### [Reading passage]
Some even managed to take this ghoulish indifference eerily close to delight. Col. George S. Patton III once explained that, “I do like to see the arms and legs fly” and was proud to explain “what a fine bunch of killers” his American soldiers were. When supposed ‘leaders’ descend to this level of blatant immorality and utter lack of respect for human life, one might argue that there is evidence of a severe psychological breakdown within society.

A great degree of this cold, inhuman sentiment carried over from Vietnam as it had from previous wars, and has doubtlessly played a part in every American war since. During the Vietnam War, for example, television audiences were bombarded nightly with graphic images of death and carnage. Media strategists, realizing the stimulatory effects of such displays, have now replaced the visual representations of modern warfare with computer images (perhaps in an attempt to graft the loose ends of reality and unreality together, much like a video game). The popular representation of Vietnam in the media has, much like everything else, over time been glazed and pardoned. “It was the sixties, and a lot of people were ‘experimenting’.” Perhaps if in subsequent years there had been less focus on the healthy social experimentation of the ‘counter-culture’, and more focus on the vast and deadly ‘experimentations’ of our governmental system which has come to represent all culture, we might have been able to stunt the growth of our expansionistic Imperial tendencies right then. Yet to this day these same tendencies continue to spiral us towards downfall. In 1990 Vietnam veteran Tim O’Brien wrote solemnly, “I fear that we are back to where we started. I wish we were more troubled.”

There are many aspects of the Vietnam War that we as Americans should still be troubled over, but perhaps most troubling of all was the way in which our government perceived the conflict and used massive amounts of human life like some sort of raw resource, wood to fuel the furnace. Analyst Jeffrey Milstein explained in 1974:


“The hawk policy prescription for reducing enemy violence in a limited war has been to increase one’s own violent actions. The hawks’ hypothesis is that, in the face of escalated violence, the enemy’s motivation to continue the war at an intensified level will be reduced. The theoretical reason for an enemy to deescalate is that beyond some tolerable point the punishment, stress, and costs resulting from the escalated violence would, in the enemy’s mind, outweigh any possible future reward (e.g., future political control over disputed territory and people). Thus . . . the hawks hypothesize that in the face of overwhelming punishment the enemy’s violent behavior will be extinguished.”

### [Stored data]
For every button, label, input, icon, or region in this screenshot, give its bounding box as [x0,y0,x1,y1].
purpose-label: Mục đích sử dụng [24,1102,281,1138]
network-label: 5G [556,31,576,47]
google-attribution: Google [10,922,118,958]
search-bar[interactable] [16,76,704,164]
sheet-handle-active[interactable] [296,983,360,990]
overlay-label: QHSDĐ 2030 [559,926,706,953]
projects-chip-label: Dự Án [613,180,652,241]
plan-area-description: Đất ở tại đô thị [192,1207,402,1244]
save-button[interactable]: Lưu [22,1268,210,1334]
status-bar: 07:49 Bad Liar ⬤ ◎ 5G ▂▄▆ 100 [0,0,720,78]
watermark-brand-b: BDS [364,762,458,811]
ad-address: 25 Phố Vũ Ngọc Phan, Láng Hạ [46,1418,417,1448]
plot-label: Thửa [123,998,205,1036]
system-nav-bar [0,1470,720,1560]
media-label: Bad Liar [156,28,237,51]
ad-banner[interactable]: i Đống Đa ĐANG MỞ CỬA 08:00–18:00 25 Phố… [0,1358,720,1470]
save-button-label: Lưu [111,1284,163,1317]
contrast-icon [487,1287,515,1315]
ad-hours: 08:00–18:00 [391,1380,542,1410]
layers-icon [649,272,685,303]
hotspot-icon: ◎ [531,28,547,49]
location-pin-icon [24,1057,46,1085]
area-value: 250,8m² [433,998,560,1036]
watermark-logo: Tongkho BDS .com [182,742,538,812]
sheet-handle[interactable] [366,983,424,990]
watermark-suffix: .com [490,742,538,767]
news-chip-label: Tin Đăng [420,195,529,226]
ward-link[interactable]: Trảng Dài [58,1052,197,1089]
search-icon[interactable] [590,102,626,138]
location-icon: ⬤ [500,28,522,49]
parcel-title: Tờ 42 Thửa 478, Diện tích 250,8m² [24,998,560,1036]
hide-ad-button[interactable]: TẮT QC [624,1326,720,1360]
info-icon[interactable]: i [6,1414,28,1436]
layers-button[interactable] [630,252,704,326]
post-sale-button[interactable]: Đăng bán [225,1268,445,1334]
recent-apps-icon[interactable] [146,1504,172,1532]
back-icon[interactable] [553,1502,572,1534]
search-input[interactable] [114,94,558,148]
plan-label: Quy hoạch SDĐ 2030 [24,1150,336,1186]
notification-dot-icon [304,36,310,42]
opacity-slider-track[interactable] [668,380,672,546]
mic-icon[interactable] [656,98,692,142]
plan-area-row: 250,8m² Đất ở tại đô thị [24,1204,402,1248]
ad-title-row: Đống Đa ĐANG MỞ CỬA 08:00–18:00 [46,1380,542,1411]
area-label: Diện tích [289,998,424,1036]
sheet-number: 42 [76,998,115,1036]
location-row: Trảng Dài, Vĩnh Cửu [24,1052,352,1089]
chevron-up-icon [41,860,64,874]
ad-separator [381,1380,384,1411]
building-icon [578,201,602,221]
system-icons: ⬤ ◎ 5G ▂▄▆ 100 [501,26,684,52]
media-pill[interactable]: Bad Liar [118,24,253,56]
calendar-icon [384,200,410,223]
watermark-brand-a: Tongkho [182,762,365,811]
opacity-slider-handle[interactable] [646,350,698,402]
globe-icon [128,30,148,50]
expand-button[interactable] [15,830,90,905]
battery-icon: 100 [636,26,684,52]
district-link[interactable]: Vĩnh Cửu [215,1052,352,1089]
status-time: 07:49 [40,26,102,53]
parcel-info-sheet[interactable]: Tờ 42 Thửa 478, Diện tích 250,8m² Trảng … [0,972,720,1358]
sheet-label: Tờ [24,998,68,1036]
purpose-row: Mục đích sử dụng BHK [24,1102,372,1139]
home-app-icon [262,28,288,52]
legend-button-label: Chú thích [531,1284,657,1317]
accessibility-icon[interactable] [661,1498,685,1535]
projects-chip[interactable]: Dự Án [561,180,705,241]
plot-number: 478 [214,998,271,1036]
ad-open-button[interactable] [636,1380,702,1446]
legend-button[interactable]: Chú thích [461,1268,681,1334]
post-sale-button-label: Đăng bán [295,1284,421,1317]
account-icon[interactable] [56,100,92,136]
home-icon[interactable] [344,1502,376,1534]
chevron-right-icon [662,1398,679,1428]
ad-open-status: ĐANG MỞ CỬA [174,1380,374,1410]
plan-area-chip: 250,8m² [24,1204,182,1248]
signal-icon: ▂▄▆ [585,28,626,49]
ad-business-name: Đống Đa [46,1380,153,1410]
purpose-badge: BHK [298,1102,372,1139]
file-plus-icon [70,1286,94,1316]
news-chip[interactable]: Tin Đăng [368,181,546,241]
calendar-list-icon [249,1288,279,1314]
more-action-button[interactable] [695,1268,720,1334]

### [Required action 1]
Copy out the Vietnam War passage from "Some even managed" up to and including "breakdown within society.".
### [Required action 2]
Answer these questions from the Vietnam War passage:
(a) What did Col. George S. Patton III say he liked to see?
(b) In what year did Tim O'Brien write, "I fear that we are back to where we started"?
(c) In what year did Jeffrey Milstein give the explanation quoted at the end?
### [Required action 3]
List every person the Vietnam War passage names.

### [Answer area 1]
Some even managed to take this ghoulish indifference eerily close to delight. Col. George S. Patton III once explained that, “I do like to see the arms and legs fly” and was proud to explain “what a fine bunch of killers” his American soldiers were. When supposed ‘leaders’ descend to this level of blatant immorality and utter lack of respect for human life, one might argue that there is evidence of a severe psychological breakdown within society.

### [Answer area 2]
(a) The arms and legs fly.
(b) 1990.
(c) 1974.

### [Answer area 3]
Col. George S. Patton III
Tim O'Brien
Jeffrey Milstein